>> START DATASET ROWS
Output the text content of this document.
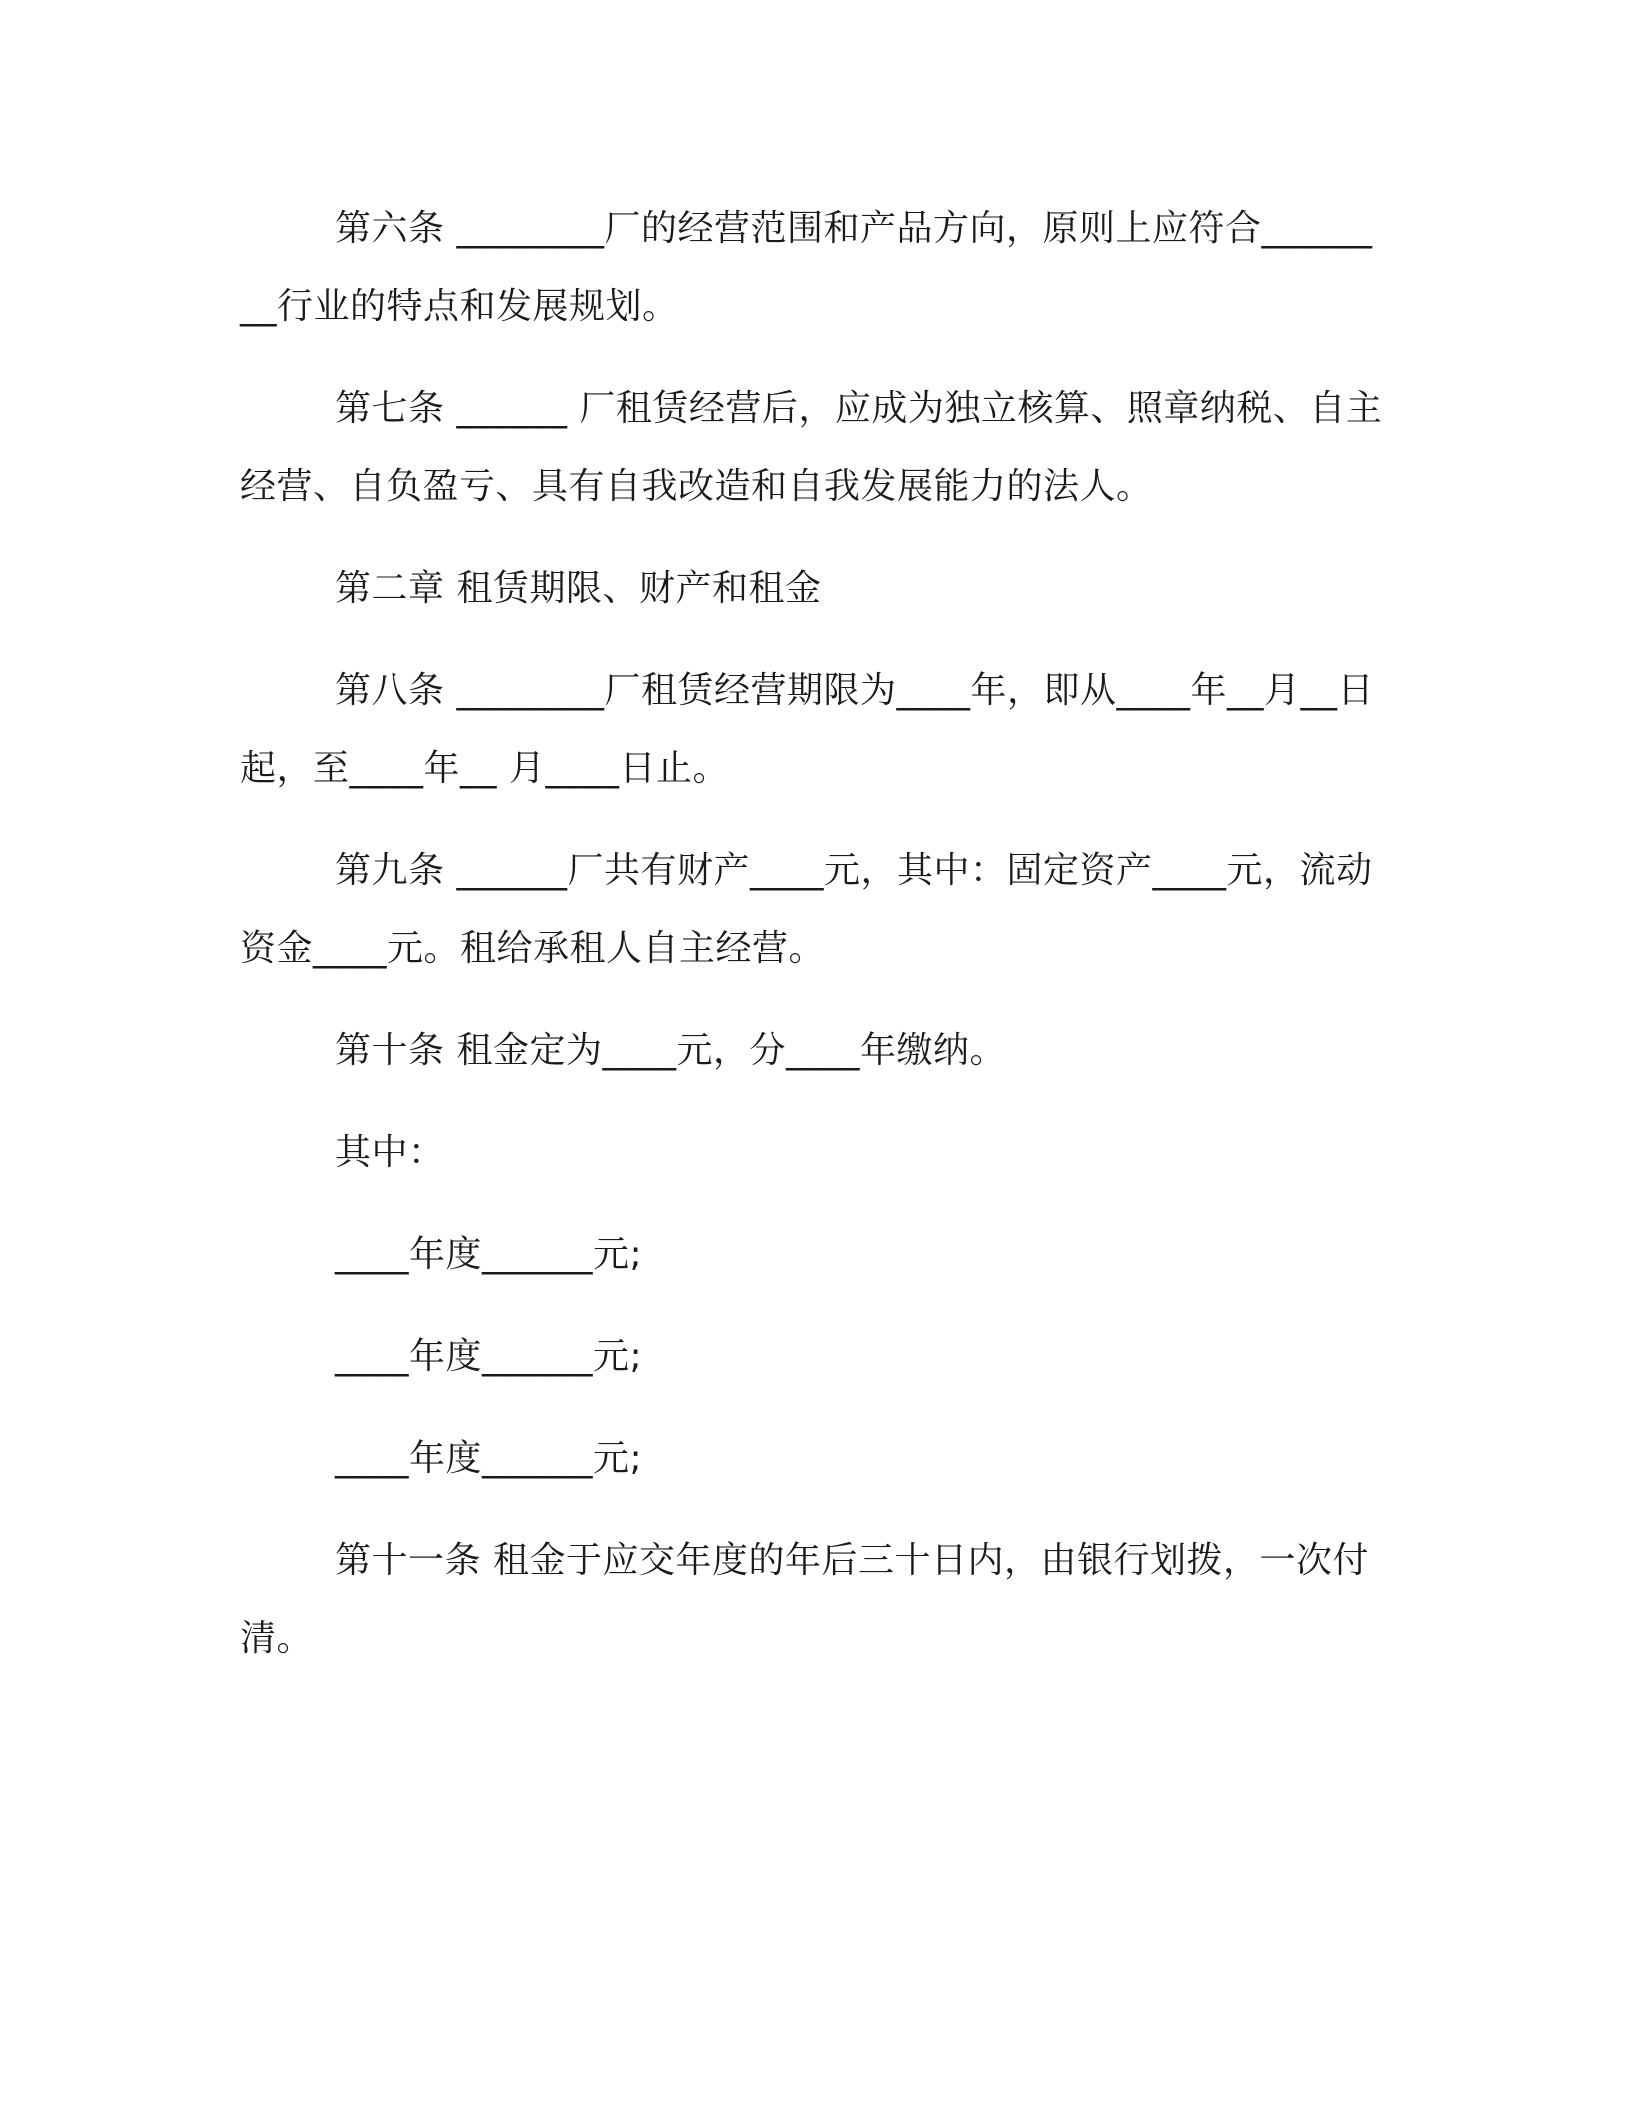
第六条 ________厂的经营范围和产品方向，原则上应符合________行业的特点和发展规划。

第七条 ______ 厂租赁经营后，应成为独立核算、照章纳税、自主经营、自负盈亏、具有自我改造和自我发展能力的法人。

第二章 租赁期限、财产和租金

第八条 ________厂租赁经营期限为____年，即从____年__月__日起，至____年__ 月____日止。

第九条 ______厂共有财产____元，其中：固定资产____元，流动资金____元。租给承租人自主经营。

第十条 租金定为____元，分____年缴纳。

其中：

____年度______元;

____年度______元;

____年度______元;

第十一条 租金于应交年度的年后三十日内，由银行划拨，一次付清。
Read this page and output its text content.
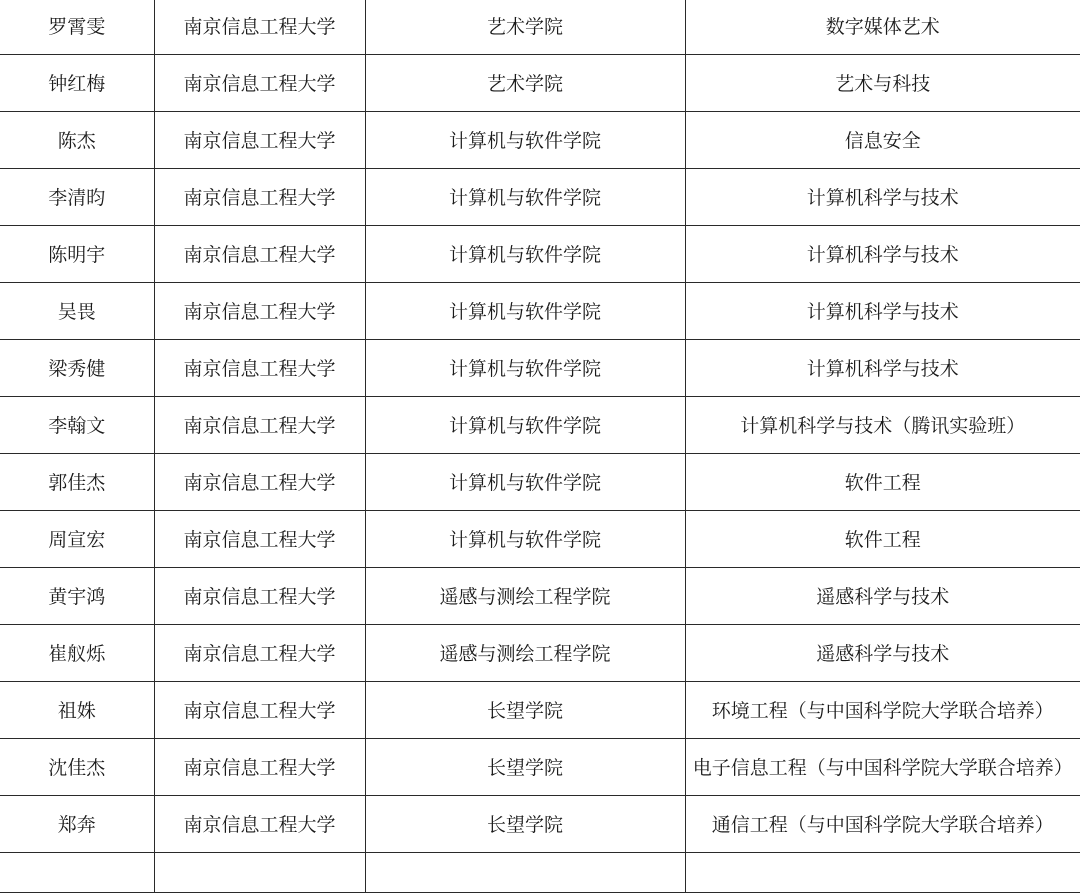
罗霄雯	南京信息工程大学	艺术学院	数字媒体艺术
钟红梅	南京信息工程大学	艺术学院	艺术与科技
陈杰	南京信息工程大学	计算机与软件学院	信息安全
李清昀	南京信息工程大学	计算机与软件学院	计算机科学与技术
陈明宇	南京信息工程大学	计算机与软件学院	计算机科学与技术
吴畏	南京信息工程大学	计算机与软件学院	计算机科学与技术
梁秀健	南京信息工程大学	计算机与软件学院	计算机科学与技术
李翰文	南京信息工程大学	计算机与软件学院	计算机科学与技术（腾讯实验班）
郭佳杰	南京信息工程大学	计算机与软件学院	软件工程
周宣宏	南京信息工程大学	计算机与软件学院	软件工程
黄宇鸿	南京信息工程大学	遥感与测绘工程学院	遥感科学与技术
崔舣烁	南京信息工程大学	遥感与测绘工程学院	遥感科学与技术
祖姝	南京信息工程大学	长望学院	环境工程（与中国科学院大学联合培养）
沈佳杰	南京信息工程大学	长望学院	电子信息工程（与中国科学院大学联合培养）
郑奔	南京信息工程大学	长望学院	通信工程（与中国科学院大学联合培养）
>> END DATASET ROWS
- **BRIEF**
Each record should be quoted exactly, with the images omitted.

- **FINAL RESULT**
Output the text content of this document.
第六条 ________厂的经营范围和产品方向，原则上应符合________行业的特点和发展规划。

第七条 ______ 厂租赁经营后，应成为独立核算、照章纳税、自主经营、自负盈亏、具有自我改造和自我发展能力的法人。

第二章 租赁期限、财产和租金

第八条 ________厂租赁经营期限为____年，即从____年__月__日起，至____年__ 月____日止。

第九条 ______厂共有财产____元，其中：固定资产____元，流动资金____元。租给承租人自主经营。

第十条 租金定为____元，分____年缴纳。

其中：

____年度______元;

____年度______元;

____年度______元;

第十一条 租金于应交年度的年后三十日内，由银行划拨，一次付清。
Read this page and output its text content.
罗霄雯	南京信息工程大学	艺术学院	数字媒体艺术
钟红梅	南京信息工程大学	艺术学院	艺术与科技
陈杰	南京信息工程大学	计算机与软件学院	信息安全
李清昀	南京信息工程大学	计算机与软件学院	计算机科学与技术
陈明宇	南京信息工程大学	计算机与软件学院	计算机科学与技术
吴畏	南京信息工程大学	计算机与软件学院	计算机科学与技术
梁秀健	南京信息工程大学	计算机与软件学院	计算机科学与技术
李翰文	南京信息工程大学	计算机与软件学院	计算机科学与技术（腾讯实验班）
郭佳杰	南京信息工程大学	计算机与软件学院	软件工程
周宣宏	南京信息工程大学	计算机与软件学院	软件工程
黄宇鸿	南京信息工程大学	遥感与测绘工程学院	遥感科学与技术
崔舣烁	南京信息工程大学	遥感与测绘工程学院	遥感科学与技术
祖姝	南京信息工程大学	长望学院	环境工程（与中国科学院大学联合培养）
沈佳杰	南京信息工程大学	长望学院	电子信息工程（与中国科学院大学联合培养）
郑奔	南京信息工程大学	长望学院	通信工程（与中国科学院大学联合培养）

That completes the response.